* begin *
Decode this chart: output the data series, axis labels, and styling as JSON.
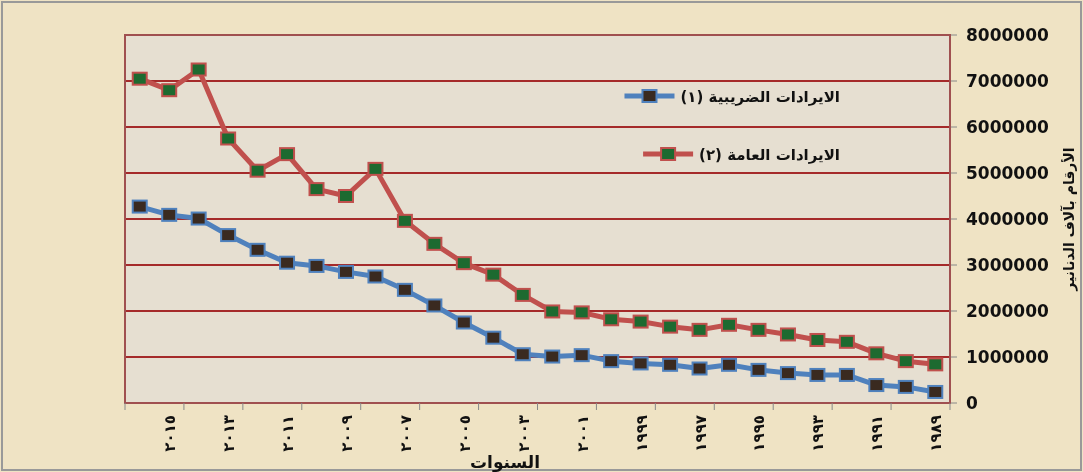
{
  "chart_data": {
    "type": "line",
    "xlabel": "السنوات",
    "ylabel": "الأرقام بآلاف الدنانير",
    "categories": [
      null,
      "٢٠١٥",
      null,
      "٢٠١٣",
      null,
      "٢٠١١",
      null,
      "٢٠٠٩",
      null,
      "٢٠٠٧",
      null,
      "٢٠٠٥",
      null,
      "٢٠٠٣",
      null,
      "٢٠٠١",
      null,
      "١٩٩٩",
      null,
      "١٩٩٧",
      null,
      "١٩٩٥",
      null,
      "١٩٩٣",
      null,
      "١٩٩١",
      null,
      "١٩٨٩"
    ],
    "series": [
      {
        "name": "الايرادات الضريبية (١)",
        "color": "#4f81bd",
        "values": [
          4270000,
          4090000,
          4010000,
          3650000,
          3330000,
          3050000,
          2980000,
          2850000,
          2750000,
          2460000,
          2120000,
          1750000,
          1420000,
          1060000,
          1010000,
          1040000,
          910000,
          860000,
          830000,
          750000,
          830000,
          720000,
          650000,
          610000,
          610000,
          390000,
          350000,
          240000
        ]
      },
      {
        "name": "الايرادات العامة (٢)",
        "color": "#c0504d",
        "values": [
          7050000,
          6800000,
          7250000,
          5750000,
          5050000,
          5410000,
          4650000,
          4500000,
          5090000,
          3960000,
          3460000,
          3040000,
          2790000,
          2350000,
          1990000,
          1970000,
          1820000,
          1770000,
          1660000,
          1590000,
          1700000,
          1590000,
          1490000,
          1370000,
          1330000,
          1080000,
          910000,
          840000
        ]
      }
    ],
    "ylim": [
      0,
      8000000
    ],
    "yticks": [
      0,
      1000000,
      2000000,
      3000000,
      4000000,
      5000000,
      6000000,
      7000000,
      8000000
    ],
    "grid": "y",
    "legend": "top right",
    "marker": "square",
    "line_style": "solid"
  }
}
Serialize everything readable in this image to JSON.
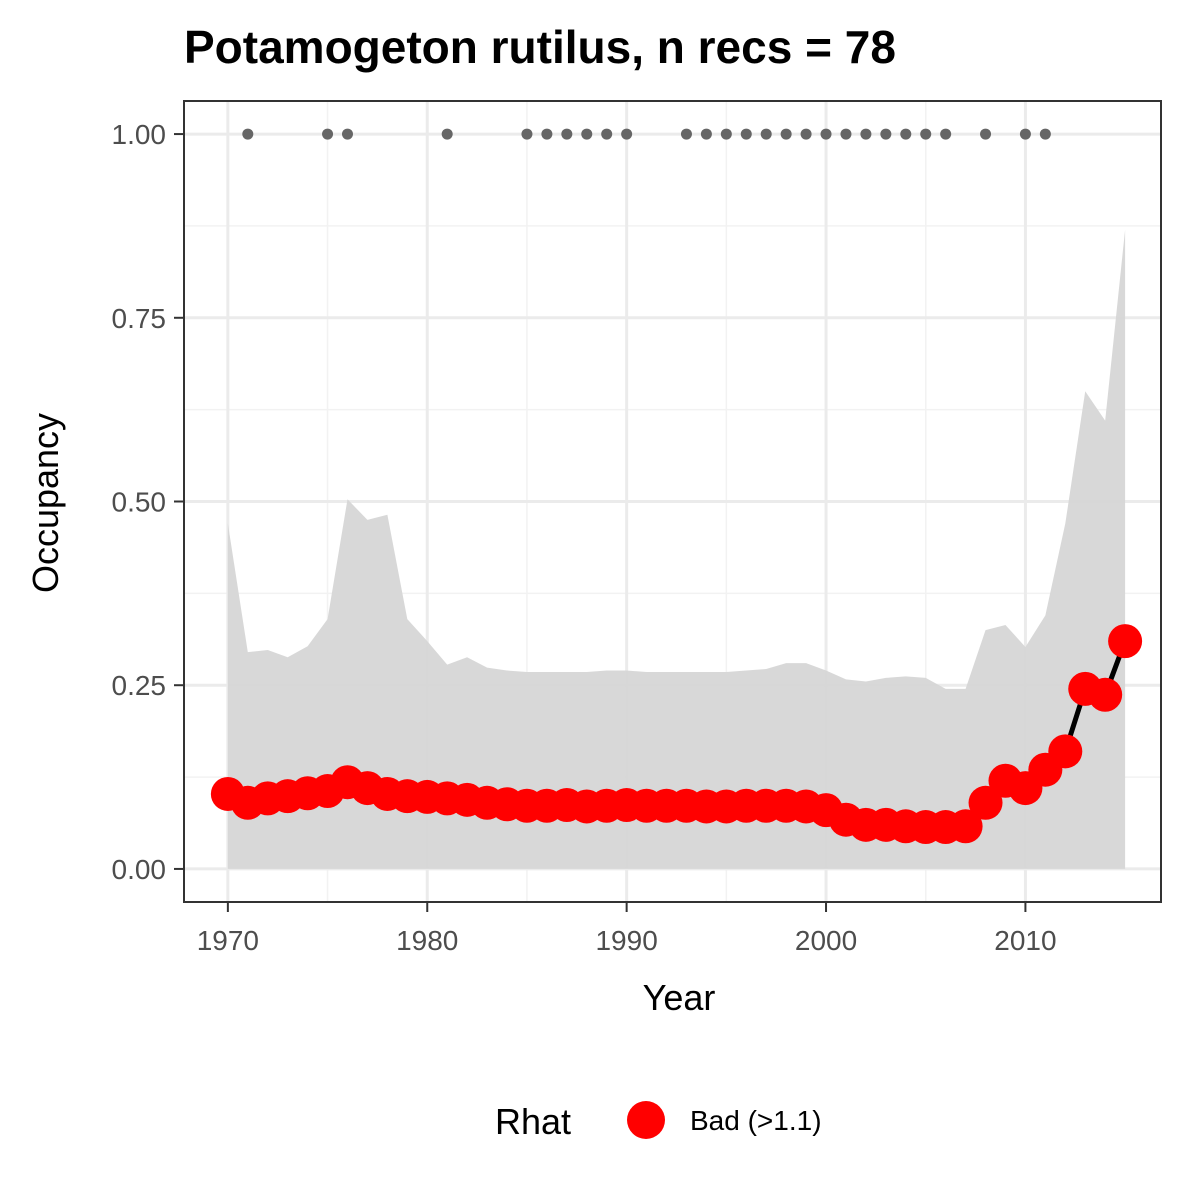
{
  "chart_data": {
    "type": "line",
    "title": "Potamogeton rutilus, n recs = 78",
    "xlabel": "Year",
    "ylabel": "Occupancy",
    "xlim": [
      1967.8,
      2016.8
    ],
    "ylim": [
      -0.045,
      1.045
    ],
    "x_ticks": [
      1970,
      1980,
      1990,
      2000,
      2010
    ],
    "x_tick_labels": [
      "1970",
      "1980",
      "1990",
      "2000",
      "2010"
    ],
    "y_ticks": [
      0,
      0.25,
      0.5,
      0.75,
      1.0
    ],
    "y_tick_labels": [
      "0.00",
      "0.25",
      "0.50",
      "0.75",
      "1.00"
    ],
    "grid": true,
    "legend": {
      "title": "Rhat",
      "position": "bottom",
      "entries": [
        {
          "label": "Bad (>1.1)",
          "color": "#ff0000"
        }
      ]
    },
    "x": [
      1970,
      1971,
      1972,
      1973,
      1974,
      1975,
      1976,
      1977,
      1978,
      1979,
      1980,
      1981,
      1982,
      1983,
      1984,
      1985,
      1986,
      1987,
      1988,
      1989,
      1990,
      1991,
      1992,
      1993,
      1994,
      1995,
      1996,
      1997,
      1998,
      1999,
      2000,
      2001,
      2002,
      2003,
      2004,
      2005,
      2006,
      2007,
      2008,
      2009,
      2010,
      2011,
      2012,
      2013,
      2014,
      2015
    ],
    "series": [
      {
        "type": "line-points",
        "rhat": "Bad (>1.1)",
        "color": "#ff0000",
        "line_color": "#000000",
        "values": [
          0.102,
          0.09,
          0.096,
          0.099,
          0.103,
          0.106,
          0.118,
          0.11,
          0.102,
          0.099,
          0.098,
          0.096,
          0.094,
          0.09,
          0.088,
          0.086,
          0.086,
          0.087,
          0.085,
          0.086,
          0.087,
          0.086,
          0.086,
          0.086,
          0.085,
          0.085,
          0.086,
          0.086,
          0.086,
          0.085,
          0.08,
          0.067,
          0.06,
          0.06,
          0.058,
          0.057,
          0.057,
          0.058,
          0.09,
          0.12,
          0.11,
          0.135,
          0.16,
          0.245,
          0.237,
          0.31
        ]
      },
      {
        "type": "band",
        "name": "",
        "color": "#d6d6d6",
        "lower": [
          0,
          0,
          0,
          0,
          0,
          0,
          0,
          0,
          0,
          0,
          0,
          0,
          0,
          0,
          0,
          0,
          0,
          0,
          0,
          0,
          0,
          0,
          0,
          0,
          0,
          0,
          0,
          0,
          0,
          0,
          0,
          0,
          0,
          0,
          0,
          0,
          0,
          0,
          0,
          0,
          0,
          0,
          0,
          0,
          0,
          0
        ],
        "upper": [
          0.47,
          0.295,
          0.298,
          0.288,
          0.303,
          0.34,
          0.503,
          0.475,
          0.482,
          0.34,
          0.31,
          0.278,
          0.288,
          0.274,
          0.27,
          0.268,
          0.268,
          0.268,
          0.268,
          0.27,
          0.27,
          0.268,
          0.268,
          0.268,
          0.268,
          0.268,
          0.27,
          0.272,
          0.28,
          0.28,
          0.27,
          0.258,
          0.255,
          0.26,
          0.262,
          0.26,
          0.245,
          0.245,
          0.325,
          0.332,
          0.302,
          0.345,
          0.47,
          0.65,
          0.61,
          0.87
        ]
      },
      {
        "type": "record-points",
        "name": "",
        "color": "#666666",
        "x": [
          1971,
          1975,
          1976,
          1981,
          1985,
          1986,
          1987,
          1988,
          1989,
          1990,
          1993,
          1994,
          1995,
          1996,
          1997,
          1998,
          1999,
          2000,
          2001,
          2002,
          2003,
          2004,
          2005,
          2006,
          2008,
          2010,
          2011
        ],
        "y": 1.0
      }
    ]
  }
}
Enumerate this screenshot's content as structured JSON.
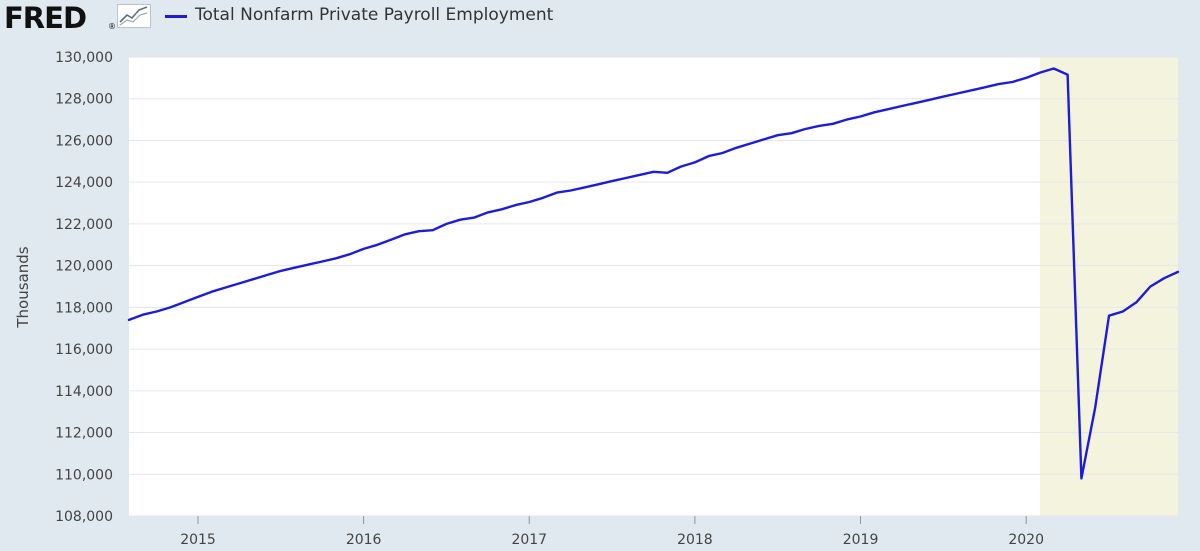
{
  "header": {
    "logo_text": "FRED",
    "logo_mark": "®",
    "logo_icon": "line-chart-icon"
  },
  "colors": {
    "background": "#e1e9f0",
    "plot_background": "#ffffff",
    "recession_shade": "#f4f4de",
    "series_line": "#1c1cd9",
    "grid": "#e3e6ea"
  },
  "chart_data": {
    "type": "line",
    "title": "",
    "xlabel": "",
    "ylabel": "Thousands",
    "grid": true,
    "legend_position": "top-left",
    "y_ticks": [
      "108,000",
      "110,000",
      "112,000",
      "114,000",
      "116,000",
      "118,000",
      "120,000",
      "122,000",
      "124,000",
      "126,000",
      "128,000",
      "130,000"
    ],
    "y_tick_values": [
      108000,
      110000,
      112000,
      114000,
      116000,
      118000,
      120000,
      122000,
      124000,
      126000,
      128000,
      130000
    ],
    "ylim": [
      108000,
      130000
    ],
    "xlim": [
      "2014-08",
      "2020-12"
    ],
    "x_ticks": [
      "2015",
      "2016",
      "2017",
      "2018",
      "2019",
      "2020"
    ],
    "x_tick_dates": [
      "2015-01",
      "2016-01",
      "2017-01",
      "2018-01",
      "2019-01",
      "2020-01"
    ],
    "shaded_regions": [
      {
        "start": "2020-02",
        "end": "2020-12"
      }
    ],
    "series": [
      {
        "name": "Total Nonfarm Private Payroll Employment",
        "x": [
          "2014-08",
          "2014-09",
          "2014-10",
          "2014-11",
          "2014-12",
          "2015-01",
          "2015-02",
          "2015-03",
          "2015-04",
          "2015-05",
          "2015-06",
          "2015-07",
          "2015-08",
          "2015-09",
          "2015-10",
          "2015-11",
          "2015-12",
          "2016-01",
          "2016-02",
          "2016-03",
          "2016-04",
          "2016-05",
          "2016-06",
          "2016-07",
          "2016-08",
          "2016-09",
          "2016-10",
          "2016-11",
          "2016-12",
          "2017-01",
          "2017-02",
          "2017-03",
          "2017-04",
          "2017-05",
          "2017-06",
          "2017-07",
          "2017-08",
          "2017-09",
          "2017-10",
          "2017-11",
          "2017-12",
          "2018-01",
          "2018-02",
          "2018-03",
          "2018-04",
          "2018-05",
          "2018-06",
          "2018-07",
          "2018-08",
          "2018-09",
          "2018-10",
          "2018-11",
          "2018-12",
          "2019-01",
          "2019-02",
          "2019-03",
          "2019-04",
          "2019-05",
          "2019-06",
          "2019-07",
          "2019-08",
          "2019-09",
          "2019-10",
          "2019-11",
          "2019-12",
          "2020-01",
          "2020-02",
          "2020-03",
          "2020-04",
          "2020-05",
          "2020-06",
          "2020-07",
          "2020-08",
          "2020-09",
          "2020-10",
          "2020-11",
          "2020-12"
        ],
        "values": [
          117400,
          117650,
          117800,
          118000,
          118250,
          118500,
          118750,
          118950,
          119150,
          119350,
          119550,
          119750,
          119900,
          120050,
          120200,
          120350,
          120550,
          120800,
          121000,
          121250,
          121500,
          121650,
          121700,
          122000,
          122200,
          122300,
          122550,
          122700,
          122900,
          123050,
          123250,
          123500,
          123600,
          123750,
          123900,
          124050,
          124200,
          124350,
          124500,
          124450,
          124750,
          124950,
          125250,
          125400,
          125650,
          125850,
          126050,
          126250,
          126350,
          126550,
          126700,
          126800,
          127000,
          127150,
          127350,
          127500,
          127650,
          127800,
          127950,
          128100,
          128250,
          128400,
          128550,
          128700,
          128800,
          129000,
          129250,
          129450,
          129150,
          109800,
          113200,
          117600,
          117800,
          118250,
          119000,
          119400,
          119700
        ]
      }
    ]
  }
}
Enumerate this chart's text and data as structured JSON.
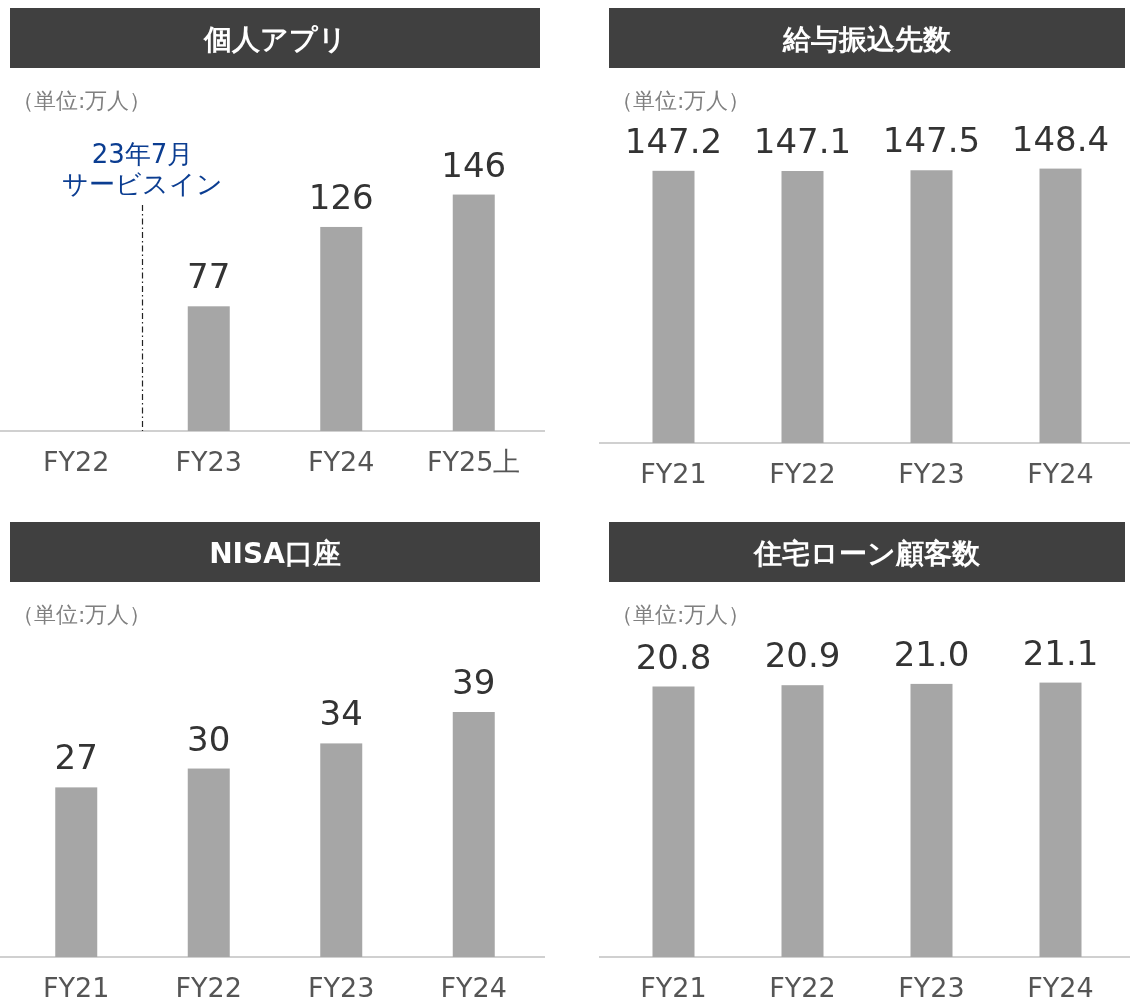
* end *
§ Written request
Pick out and copy the lines of the material that include the word "structured".

§ Full output
Enumerate this screenshot's content as structured JSON.
Enumerate this chart's text and data as structured JSON.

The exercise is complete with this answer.